**SHORT EXERCISE:**
Return, word for word, every line that follows.

**ENTRIES:**
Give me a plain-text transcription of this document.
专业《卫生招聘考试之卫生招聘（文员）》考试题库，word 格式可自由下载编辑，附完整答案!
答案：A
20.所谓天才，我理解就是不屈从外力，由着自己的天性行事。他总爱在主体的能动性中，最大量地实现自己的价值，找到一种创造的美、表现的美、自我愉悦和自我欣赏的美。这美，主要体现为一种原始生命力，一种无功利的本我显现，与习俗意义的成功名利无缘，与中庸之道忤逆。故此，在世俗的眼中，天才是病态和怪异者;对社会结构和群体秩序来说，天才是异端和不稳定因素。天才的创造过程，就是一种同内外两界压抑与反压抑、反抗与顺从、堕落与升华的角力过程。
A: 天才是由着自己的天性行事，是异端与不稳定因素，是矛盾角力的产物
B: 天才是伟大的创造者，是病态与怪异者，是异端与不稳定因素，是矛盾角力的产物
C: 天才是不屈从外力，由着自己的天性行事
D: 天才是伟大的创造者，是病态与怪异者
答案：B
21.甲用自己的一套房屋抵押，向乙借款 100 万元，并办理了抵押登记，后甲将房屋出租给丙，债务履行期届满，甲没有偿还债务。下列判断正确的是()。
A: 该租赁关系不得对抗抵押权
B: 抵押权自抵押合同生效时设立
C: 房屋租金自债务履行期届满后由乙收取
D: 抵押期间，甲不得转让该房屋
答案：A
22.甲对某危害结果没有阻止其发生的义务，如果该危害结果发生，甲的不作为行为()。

**OUTPUT BELOW:**
Give me a plain-text transcription of this document.
专业《卫生招聘考试之卫生招聘（文员）》考试题库，word 格式可自由下载编辑，附完整答案!
答案：A
20.所谓天才，我理解就是不屈从外力，由着自己的天性行事。他总爱在主体的能动性中，最大量地实现自己的价值，找到一种创造的美、表现的美、自我愉悦和自我欣赏的美。这美，主要体现为一种原始生命力，一种无功利的本我显现，与习俗意义的成功名利无缘，与中庸之道忤逆。故此，在世俗的眼中，天才是病态和怪异者;对社会结构和群体秩序来说，天才是异端和不稳定因素。天才的创造过程，就是一种同内外两界压抑与反压抑、反抗与顺从、堕落与升华的角力过程。
A: 天才是由着自己的天性行事，是异端与不稳定因素，是矛盾角力的产物
B: 天才是伟大的创造者，是病态与怪异者，是异端与不稳定因素，是矛盾角力的产物
C: 天才是不屈从外力，由着自己的天性行事
D: 天才是伟大的创造者，是病态与怪异者
答案：B
21.甲用自己的一套房屋抵押，向乙借款 100 万元，并办理了抵押登记，后甲将房屋出租给丙，债务履行期届满，甲没有偿还债务。下列判断正确的是()。
A: 该租赁关系不得对抗抵押权
B: 抵押权自抵押合同生效时设立
C: 房屋租金自债务履行期届满后由乙收取
D: 抵押期间，甲不得转让该房屋
答案：A
22.甲对某危害结果没有阻止其发生的义务，如果该危害结果发生，甲的不作为行为()。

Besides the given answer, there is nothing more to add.